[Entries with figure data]
<<<<
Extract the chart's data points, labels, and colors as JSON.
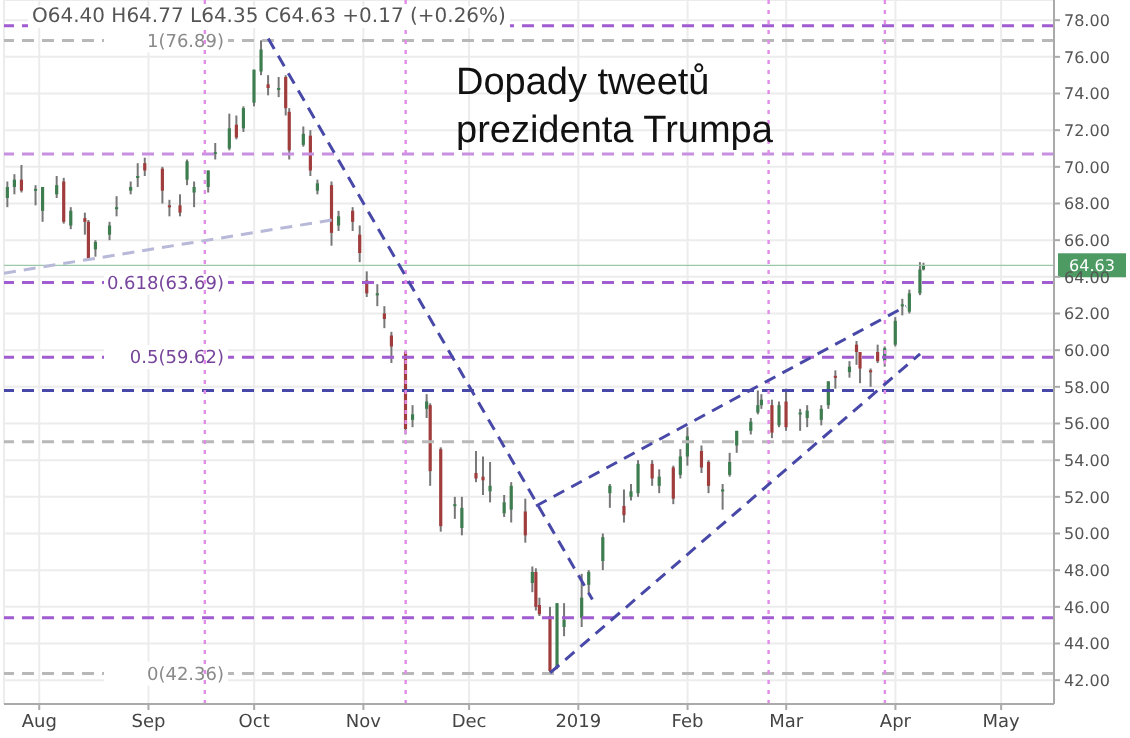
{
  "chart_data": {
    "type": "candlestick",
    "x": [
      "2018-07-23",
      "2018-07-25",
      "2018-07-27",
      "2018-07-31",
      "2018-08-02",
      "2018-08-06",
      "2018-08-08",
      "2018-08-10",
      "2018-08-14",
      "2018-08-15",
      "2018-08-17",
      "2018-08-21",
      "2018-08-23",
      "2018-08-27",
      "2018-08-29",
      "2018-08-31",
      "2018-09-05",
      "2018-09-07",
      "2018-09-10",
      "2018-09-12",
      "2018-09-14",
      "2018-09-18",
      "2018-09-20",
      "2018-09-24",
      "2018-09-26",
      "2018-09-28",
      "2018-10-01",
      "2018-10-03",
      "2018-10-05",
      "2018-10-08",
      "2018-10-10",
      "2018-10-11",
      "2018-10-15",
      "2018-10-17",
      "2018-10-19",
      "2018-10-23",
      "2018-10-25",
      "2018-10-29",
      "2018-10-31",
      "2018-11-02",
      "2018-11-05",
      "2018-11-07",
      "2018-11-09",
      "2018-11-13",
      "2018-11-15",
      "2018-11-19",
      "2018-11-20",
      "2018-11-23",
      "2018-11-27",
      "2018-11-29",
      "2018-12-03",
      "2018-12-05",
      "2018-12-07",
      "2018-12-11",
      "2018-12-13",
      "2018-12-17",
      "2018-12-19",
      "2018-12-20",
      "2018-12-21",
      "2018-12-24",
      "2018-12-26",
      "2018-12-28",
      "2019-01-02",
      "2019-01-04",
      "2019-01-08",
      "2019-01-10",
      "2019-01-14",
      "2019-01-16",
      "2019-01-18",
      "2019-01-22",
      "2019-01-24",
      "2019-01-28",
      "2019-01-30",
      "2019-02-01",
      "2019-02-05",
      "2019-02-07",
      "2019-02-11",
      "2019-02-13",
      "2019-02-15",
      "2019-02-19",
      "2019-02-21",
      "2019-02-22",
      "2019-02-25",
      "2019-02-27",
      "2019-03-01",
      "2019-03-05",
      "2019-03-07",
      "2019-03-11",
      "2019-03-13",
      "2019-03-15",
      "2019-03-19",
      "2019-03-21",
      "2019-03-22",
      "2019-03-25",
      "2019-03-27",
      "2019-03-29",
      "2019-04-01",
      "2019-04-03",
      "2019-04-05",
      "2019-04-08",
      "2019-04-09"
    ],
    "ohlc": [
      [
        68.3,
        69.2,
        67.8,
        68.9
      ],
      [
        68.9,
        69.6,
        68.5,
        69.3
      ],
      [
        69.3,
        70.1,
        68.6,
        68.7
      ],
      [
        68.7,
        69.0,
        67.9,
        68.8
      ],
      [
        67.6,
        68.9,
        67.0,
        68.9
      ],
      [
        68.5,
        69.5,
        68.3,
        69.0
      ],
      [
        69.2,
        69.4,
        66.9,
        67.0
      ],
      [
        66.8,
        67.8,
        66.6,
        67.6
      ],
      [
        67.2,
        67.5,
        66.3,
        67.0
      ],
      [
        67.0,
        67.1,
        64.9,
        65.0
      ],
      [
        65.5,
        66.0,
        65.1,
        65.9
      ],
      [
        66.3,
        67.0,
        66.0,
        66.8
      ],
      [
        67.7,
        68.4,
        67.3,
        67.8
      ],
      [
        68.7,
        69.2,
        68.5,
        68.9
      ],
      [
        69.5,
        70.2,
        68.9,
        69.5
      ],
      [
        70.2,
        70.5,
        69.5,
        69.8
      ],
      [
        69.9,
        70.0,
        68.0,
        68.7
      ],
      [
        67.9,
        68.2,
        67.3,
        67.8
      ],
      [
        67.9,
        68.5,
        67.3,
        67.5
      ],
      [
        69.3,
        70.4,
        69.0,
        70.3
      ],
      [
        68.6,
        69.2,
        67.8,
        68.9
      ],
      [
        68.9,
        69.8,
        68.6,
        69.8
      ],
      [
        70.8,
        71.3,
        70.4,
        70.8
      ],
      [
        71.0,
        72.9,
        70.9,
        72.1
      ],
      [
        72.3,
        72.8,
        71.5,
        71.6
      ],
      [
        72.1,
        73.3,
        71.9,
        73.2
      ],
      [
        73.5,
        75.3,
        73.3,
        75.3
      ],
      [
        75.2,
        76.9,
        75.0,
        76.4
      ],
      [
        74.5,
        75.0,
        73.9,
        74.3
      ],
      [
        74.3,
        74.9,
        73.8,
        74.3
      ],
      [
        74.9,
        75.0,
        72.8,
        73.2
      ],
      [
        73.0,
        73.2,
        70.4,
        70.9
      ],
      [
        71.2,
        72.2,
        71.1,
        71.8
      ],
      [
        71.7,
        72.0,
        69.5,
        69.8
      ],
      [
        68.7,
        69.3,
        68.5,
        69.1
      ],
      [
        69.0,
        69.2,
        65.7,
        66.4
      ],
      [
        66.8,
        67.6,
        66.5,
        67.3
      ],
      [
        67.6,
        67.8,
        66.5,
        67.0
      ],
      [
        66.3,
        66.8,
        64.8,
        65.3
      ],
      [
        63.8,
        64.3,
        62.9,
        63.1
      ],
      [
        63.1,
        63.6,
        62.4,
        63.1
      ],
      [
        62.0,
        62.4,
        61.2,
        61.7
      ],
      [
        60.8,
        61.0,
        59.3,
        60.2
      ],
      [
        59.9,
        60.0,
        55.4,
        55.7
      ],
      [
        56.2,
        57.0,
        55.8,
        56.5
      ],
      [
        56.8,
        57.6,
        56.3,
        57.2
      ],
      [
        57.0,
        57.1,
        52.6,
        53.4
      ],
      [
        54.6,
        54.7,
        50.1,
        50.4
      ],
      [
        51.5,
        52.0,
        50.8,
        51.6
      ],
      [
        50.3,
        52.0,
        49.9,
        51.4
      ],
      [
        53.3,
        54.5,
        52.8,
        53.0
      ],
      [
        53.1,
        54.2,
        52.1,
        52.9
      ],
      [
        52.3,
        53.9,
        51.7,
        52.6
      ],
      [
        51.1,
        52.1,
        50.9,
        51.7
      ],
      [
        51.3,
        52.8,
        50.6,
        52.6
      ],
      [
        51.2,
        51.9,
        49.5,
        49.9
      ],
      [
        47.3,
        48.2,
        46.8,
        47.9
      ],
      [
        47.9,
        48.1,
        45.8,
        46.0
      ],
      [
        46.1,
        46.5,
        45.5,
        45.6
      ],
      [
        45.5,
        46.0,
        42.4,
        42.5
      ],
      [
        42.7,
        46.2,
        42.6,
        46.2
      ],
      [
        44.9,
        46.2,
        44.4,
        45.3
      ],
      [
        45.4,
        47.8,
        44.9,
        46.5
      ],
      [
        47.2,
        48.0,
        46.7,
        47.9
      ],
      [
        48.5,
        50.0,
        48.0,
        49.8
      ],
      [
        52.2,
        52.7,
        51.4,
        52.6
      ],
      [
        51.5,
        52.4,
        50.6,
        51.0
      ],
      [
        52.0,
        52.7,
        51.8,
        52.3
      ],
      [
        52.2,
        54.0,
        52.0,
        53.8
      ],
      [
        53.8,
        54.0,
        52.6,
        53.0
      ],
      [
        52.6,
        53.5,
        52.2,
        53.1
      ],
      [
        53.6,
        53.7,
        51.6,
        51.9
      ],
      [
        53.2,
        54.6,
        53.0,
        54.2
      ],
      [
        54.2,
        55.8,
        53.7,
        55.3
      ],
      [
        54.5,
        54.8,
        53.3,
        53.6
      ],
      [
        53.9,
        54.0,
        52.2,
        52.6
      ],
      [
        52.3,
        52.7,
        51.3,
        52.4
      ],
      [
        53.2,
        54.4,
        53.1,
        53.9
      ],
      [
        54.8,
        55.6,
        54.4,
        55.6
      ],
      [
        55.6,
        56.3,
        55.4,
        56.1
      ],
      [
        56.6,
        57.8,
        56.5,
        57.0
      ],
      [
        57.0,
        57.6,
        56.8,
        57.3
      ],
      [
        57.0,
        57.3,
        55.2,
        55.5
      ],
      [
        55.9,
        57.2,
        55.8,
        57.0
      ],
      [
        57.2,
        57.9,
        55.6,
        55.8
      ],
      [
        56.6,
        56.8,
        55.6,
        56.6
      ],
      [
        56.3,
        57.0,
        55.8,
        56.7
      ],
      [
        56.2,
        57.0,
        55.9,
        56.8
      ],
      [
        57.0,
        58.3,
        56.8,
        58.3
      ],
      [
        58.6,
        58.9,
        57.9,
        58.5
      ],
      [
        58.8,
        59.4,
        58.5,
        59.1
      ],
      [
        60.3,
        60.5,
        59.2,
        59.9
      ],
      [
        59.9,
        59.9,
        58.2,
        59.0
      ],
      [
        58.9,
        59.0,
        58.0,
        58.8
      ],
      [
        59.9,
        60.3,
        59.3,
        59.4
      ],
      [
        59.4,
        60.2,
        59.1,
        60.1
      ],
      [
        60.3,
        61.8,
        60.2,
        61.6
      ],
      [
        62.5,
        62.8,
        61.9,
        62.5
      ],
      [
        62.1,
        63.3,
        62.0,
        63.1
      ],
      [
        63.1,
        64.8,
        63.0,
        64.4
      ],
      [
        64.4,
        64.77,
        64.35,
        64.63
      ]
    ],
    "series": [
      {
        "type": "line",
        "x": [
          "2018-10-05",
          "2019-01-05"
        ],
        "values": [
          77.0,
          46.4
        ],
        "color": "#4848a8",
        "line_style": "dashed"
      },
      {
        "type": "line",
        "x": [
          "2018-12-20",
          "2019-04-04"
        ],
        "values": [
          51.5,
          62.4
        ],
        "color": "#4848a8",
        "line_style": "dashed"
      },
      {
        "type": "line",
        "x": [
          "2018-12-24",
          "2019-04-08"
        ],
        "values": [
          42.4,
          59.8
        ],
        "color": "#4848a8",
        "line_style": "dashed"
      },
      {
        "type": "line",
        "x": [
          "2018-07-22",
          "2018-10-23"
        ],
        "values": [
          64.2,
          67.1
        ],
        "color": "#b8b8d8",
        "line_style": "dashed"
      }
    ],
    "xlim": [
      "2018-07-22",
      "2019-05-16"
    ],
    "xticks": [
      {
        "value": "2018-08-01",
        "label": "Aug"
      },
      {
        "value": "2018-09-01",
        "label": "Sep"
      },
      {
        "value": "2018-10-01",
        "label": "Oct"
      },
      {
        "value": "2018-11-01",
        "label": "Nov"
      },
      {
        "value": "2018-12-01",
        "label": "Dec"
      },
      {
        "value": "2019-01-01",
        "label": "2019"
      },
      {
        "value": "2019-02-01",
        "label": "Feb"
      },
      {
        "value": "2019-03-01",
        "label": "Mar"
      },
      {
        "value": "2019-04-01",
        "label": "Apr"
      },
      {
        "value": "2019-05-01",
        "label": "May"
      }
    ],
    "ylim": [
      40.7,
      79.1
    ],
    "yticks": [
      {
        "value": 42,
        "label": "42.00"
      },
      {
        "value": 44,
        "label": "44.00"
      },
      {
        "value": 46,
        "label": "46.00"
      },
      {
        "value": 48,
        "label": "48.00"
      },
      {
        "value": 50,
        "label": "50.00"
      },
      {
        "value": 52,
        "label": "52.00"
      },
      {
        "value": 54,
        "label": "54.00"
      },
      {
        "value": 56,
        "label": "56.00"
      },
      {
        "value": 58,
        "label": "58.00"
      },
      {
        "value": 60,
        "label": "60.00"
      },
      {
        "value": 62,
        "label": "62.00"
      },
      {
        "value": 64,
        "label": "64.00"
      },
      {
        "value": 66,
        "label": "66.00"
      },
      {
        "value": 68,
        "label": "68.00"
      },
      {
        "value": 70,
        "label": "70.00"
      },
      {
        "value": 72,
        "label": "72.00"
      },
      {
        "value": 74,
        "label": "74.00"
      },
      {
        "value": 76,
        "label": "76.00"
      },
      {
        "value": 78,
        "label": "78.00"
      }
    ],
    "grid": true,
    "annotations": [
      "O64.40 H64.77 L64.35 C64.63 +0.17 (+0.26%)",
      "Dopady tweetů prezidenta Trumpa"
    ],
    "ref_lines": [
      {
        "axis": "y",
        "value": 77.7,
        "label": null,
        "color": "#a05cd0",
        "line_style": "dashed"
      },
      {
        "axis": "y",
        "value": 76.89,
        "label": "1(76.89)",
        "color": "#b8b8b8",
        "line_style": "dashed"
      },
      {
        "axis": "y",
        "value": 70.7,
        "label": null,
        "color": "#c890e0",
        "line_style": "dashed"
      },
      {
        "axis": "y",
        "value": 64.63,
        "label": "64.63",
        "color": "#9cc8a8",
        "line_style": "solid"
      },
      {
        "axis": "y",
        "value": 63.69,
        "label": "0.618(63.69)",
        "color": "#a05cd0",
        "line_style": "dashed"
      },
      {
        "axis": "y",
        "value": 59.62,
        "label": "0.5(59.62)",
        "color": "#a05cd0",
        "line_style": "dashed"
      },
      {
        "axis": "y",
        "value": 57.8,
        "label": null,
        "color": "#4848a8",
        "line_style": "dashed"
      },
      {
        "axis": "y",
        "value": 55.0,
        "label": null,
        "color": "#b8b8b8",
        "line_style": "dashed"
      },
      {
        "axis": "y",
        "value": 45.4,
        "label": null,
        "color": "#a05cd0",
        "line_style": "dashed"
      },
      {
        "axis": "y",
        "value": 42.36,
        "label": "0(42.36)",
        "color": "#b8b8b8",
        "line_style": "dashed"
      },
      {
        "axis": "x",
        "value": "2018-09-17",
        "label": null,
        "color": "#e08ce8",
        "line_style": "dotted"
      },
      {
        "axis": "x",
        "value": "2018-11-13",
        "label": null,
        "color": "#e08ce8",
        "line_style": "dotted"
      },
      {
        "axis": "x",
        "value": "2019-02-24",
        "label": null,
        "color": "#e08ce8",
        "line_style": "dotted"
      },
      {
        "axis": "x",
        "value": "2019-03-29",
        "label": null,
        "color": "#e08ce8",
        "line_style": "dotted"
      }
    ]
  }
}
>>>>
<<<<
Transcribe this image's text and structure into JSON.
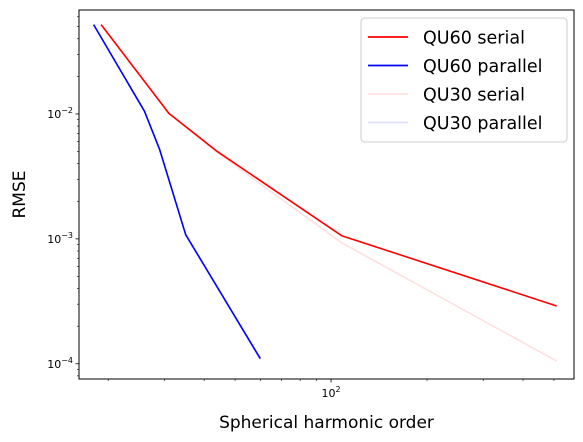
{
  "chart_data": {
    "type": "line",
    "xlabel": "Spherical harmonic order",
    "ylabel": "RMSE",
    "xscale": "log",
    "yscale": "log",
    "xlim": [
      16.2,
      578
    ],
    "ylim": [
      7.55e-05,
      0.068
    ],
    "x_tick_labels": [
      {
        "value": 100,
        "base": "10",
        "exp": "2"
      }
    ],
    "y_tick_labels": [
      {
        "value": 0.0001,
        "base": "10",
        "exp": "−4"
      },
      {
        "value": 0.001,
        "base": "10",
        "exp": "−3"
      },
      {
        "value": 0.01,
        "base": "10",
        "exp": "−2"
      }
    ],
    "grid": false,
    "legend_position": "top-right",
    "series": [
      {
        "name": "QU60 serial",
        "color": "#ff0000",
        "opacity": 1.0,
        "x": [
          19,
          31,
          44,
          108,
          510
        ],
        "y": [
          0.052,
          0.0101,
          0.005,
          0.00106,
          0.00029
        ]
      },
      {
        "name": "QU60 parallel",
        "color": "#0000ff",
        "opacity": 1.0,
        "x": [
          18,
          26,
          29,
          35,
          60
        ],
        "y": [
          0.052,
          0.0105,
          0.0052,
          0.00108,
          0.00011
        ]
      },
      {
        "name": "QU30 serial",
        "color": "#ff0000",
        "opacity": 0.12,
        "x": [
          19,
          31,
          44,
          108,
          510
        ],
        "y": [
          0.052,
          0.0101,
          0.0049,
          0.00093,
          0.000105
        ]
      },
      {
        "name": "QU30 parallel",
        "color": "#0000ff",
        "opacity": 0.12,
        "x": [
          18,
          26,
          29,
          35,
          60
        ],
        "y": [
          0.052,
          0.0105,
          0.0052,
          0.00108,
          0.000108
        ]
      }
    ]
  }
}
>>>>
Of the lines above, how many contain the string "parallel"? Only the number is required.

(REPLY TO THE EXERCISE): 2